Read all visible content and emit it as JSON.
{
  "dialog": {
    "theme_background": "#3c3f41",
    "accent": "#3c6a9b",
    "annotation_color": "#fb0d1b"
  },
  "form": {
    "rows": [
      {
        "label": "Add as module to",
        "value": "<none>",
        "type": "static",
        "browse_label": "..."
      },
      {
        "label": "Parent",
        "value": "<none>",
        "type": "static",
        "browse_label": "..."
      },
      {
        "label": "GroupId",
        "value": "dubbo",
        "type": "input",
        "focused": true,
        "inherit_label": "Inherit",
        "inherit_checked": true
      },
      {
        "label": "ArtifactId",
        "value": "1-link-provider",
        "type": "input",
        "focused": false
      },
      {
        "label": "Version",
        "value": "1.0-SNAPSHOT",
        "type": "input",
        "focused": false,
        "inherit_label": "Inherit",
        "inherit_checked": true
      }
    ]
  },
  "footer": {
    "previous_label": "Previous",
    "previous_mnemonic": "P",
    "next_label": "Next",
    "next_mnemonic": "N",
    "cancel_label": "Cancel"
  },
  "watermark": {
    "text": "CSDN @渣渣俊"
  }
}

····················

Set problem
Print back all the lines verbatim.

The reply
Read all visible content and emit it as JSON.
{
  "dialog": {
    "theme_background": "#3c3f41",
    "accent": "#3c6a9b",
    "annotation_color": "#fb0d1b"
  },
  "form": {
    "rows": [
      {
        "label": "Add as module to",
        "value": "<none>",
        "type": "static",
        "browse_label": "..."
      },
      {
        "label": "Parent",
        "value": "<none>",
        "type": "static",
        "browse_label": "..."
      },
      {
        "label": "GroupId",
        "value": "dubbo",
        "type": "input",
        "focused": true,
        "inherit_label": "Inherit",
        "inherit_checked": true
      },
      {
        "label": "ArtifactId",
        "value": "1-link-provider",
        "type": "input",
        "focused": false
      },
      {
        "label": "Version",
        "value": "1.0-SNAPSHOT",
        "type": "input",
        "focused": false,
        "inherit_label": "Inherit",
        "inherit_checked": true
      }
    ]
  },
  "footer": {
    "previous_label": "Previous",
    "previous_mnemonic": "P",
    "next_label": "Next",
    "next_mnemonic": "N",
    "cancel_label": "Cancel"
  },
  "watermark": {
    "text": "CSDN @渣渣俊"
  }
}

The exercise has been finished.